WHAT YOU HAVE TO DO | Search the entries below. Return every line that has "name" in it.

INPUT RECORDS |
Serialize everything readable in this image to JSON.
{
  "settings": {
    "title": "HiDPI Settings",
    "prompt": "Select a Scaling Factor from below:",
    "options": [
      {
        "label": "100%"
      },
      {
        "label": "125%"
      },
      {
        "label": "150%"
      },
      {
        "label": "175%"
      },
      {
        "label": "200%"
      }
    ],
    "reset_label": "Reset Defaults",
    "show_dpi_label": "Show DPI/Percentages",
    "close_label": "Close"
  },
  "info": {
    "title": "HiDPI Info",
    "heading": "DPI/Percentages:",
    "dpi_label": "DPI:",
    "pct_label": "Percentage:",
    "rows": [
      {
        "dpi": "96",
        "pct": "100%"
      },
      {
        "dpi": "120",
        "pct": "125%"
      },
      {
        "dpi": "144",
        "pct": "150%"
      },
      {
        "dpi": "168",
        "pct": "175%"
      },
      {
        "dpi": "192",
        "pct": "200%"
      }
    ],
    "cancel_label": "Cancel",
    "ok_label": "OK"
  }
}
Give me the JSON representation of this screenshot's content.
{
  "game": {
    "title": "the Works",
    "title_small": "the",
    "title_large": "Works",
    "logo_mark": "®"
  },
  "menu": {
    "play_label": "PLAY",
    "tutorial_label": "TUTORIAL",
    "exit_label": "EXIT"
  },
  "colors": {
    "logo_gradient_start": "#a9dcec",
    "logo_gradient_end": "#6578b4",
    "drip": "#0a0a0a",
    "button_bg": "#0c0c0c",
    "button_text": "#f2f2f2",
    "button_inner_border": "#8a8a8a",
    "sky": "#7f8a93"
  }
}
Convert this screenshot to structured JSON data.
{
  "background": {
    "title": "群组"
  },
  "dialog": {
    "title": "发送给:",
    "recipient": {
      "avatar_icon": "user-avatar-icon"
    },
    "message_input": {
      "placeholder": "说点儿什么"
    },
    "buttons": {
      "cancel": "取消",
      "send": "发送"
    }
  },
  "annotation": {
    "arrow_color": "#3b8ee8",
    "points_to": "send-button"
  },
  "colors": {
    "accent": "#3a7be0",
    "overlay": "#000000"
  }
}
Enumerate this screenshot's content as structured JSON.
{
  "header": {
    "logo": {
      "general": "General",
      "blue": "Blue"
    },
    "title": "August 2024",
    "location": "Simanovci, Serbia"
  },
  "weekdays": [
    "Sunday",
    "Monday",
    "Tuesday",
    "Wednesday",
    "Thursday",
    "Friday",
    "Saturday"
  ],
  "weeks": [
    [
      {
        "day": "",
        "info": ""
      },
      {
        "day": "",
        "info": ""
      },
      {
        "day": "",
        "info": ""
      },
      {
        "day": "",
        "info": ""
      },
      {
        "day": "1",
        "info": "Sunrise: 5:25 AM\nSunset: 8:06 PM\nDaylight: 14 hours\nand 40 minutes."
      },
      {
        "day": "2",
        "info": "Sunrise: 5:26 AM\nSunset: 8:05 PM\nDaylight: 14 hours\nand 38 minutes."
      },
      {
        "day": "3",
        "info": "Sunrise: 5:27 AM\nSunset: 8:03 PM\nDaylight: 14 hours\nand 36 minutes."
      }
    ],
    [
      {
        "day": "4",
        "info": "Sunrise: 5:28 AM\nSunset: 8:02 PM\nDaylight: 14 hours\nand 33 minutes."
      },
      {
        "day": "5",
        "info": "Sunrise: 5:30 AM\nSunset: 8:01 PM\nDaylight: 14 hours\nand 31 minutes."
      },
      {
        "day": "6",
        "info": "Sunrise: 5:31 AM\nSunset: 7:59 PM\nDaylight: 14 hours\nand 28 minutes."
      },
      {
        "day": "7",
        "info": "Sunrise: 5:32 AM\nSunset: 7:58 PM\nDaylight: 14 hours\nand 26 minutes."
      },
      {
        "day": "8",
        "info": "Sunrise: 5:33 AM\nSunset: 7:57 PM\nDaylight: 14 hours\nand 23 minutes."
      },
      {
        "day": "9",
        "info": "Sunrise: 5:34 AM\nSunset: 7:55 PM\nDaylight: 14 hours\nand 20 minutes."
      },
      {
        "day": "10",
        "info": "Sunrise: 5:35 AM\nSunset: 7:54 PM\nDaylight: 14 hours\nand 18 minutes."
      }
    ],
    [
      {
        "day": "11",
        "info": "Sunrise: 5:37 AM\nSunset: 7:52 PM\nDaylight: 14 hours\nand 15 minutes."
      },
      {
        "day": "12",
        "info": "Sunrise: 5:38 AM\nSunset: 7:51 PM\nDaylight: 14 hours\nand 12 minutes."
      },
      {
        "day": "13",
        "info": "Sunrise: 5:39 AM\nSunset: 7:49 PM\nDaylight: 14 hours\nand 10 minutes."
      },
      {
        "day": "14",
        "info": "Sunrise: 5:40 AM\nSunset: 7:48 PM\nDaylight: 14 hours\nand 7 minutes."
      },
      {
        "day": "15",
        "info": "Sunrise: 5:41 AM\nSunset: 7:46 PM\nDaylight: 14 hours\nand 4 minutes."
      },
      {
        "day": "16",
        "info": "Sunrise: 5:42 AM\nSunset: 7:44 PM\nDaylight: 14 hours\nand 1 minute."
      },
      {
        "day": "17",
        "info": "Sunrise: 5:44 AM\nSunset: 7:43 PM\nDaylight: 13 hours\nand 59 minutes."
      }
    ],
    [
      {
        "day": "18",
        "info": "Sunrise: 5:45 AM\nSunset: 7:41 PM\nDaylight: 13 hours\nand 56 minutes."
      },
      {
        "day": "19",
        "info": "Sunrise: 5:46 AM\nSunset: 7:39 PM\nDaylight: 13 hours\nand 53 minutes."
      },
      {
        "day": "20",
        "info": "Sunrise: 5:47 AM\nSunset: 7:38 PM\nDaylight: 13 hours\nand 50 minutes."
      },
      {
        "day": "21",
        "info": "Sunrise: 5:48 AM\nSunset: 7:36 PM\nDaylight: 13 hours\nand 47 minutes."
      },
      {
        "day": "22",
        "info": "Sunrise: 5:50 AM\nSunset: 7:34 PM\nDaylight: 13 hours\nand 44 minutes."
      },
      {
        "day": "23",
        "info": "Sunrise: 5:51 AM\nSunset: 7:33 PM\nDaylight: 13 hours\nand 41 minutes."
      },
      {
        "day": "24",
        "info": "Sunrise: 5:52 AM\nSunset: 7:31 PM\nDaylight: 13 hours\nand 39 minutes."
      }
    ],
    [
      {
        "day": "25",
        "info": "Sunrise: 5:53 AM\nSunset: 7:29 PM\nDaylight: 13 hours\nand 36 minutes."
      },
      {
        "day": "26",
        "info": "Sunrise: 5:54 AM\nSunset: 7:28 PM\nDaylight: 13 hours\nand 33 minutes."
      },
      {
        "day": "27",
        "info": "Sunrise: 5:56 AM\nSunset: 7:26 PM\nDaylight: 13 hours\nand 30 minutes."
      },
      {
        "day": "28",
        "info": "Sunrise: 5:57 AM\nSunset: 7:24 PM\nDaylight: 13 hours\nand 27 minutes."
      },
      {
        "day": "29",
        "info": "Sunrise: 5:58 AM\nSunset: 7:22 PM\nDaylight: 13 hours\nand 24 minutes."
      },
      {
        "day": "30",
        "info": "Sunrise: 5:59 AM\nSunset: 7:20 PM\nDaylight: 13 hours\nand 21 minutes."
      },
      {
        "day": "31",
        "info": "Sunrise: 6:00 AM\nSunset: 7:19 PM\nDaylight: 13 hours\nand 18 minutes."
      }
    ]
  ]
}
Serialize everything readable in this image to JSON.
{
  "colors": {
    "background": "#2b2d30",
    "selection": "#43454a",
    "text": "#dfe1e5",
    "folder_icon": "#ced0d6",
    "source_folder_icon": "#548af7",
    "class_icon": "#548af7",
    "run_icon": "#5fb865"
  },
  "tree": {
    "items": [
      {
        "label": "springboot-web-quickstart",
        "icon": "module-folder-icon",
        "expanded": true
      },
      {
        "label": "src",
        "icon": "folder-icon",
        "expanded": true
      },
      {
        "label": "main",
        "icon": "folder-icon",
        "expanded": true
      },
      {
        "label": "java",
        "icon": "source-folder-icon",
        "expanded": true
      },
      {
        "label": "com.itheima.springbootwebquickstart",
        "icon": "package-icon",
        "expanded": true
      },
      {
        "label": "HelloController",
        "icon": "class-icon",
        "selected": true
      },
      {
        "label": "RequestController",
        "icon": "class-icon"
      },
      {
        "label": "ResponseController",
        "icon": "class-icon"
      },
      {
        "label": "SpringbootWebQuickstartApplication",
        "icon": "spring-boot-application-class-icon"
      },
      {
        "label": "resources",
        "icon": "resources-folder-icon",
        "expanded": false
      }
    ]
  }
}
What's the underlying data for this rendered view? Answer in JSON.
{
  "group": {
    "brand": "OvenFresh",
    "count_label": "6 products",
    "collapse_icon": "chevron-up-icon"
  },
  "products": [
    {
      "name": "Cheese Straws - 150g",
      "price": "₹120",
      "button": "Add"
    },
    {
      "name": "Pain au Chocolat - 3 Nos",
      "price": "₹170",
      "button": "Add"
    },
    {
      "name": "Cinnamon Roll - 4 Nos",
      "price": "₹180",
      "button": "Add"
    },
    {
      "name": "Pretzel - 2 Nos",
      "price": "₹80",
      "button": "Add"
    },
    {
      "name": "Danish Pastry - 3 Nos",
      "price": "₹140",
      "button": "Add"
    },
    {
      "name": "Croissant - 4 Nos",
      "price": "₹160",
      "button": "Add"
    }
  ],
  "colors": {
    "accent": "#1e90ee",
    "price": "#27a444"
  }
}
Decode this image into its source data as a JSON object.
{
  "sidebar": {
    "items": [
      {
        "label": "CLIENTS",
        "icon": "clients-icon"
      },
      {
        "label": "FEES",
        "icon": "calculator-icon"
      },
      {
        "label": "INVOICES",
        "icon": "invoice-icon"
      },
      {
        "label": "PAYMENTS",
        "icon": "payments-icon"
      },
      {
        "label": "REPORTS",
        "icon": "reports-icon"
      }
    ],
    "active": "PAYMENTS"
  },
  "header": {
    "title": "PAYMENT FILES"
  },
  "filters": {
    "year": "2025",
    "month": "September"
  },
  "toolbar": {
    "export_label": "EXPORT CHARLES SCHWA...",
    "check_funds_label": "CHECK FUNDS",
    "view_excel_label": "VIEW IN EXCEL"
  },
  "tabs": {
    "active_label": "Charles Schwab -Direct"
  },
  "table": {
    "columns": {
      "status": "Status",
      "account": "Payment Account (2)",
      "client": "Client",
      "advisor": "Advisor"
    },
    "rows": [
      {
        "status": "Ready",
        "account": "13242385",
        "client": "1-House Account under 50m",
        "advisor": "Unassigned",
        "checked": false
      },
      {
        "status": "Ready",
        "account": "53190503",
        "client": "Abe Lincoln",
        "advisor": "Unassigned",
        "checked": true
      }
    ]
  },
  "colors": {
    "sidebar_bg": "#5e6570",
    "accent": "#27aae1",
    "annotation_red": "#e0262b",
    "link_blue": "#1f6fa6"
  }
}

WRITTEN SOLUTION |
      "name": "Cheese Straws - 150g",
      "name": "Pain au Chocolat - 3 Nos",
      "name": "Cinnamon Roll - 4 Nos",
      "name": "Pretzel - 2 Nos",
      "name": "Danish Pastry - 3 Nos",
      "name": "Croissant - 4 Nos",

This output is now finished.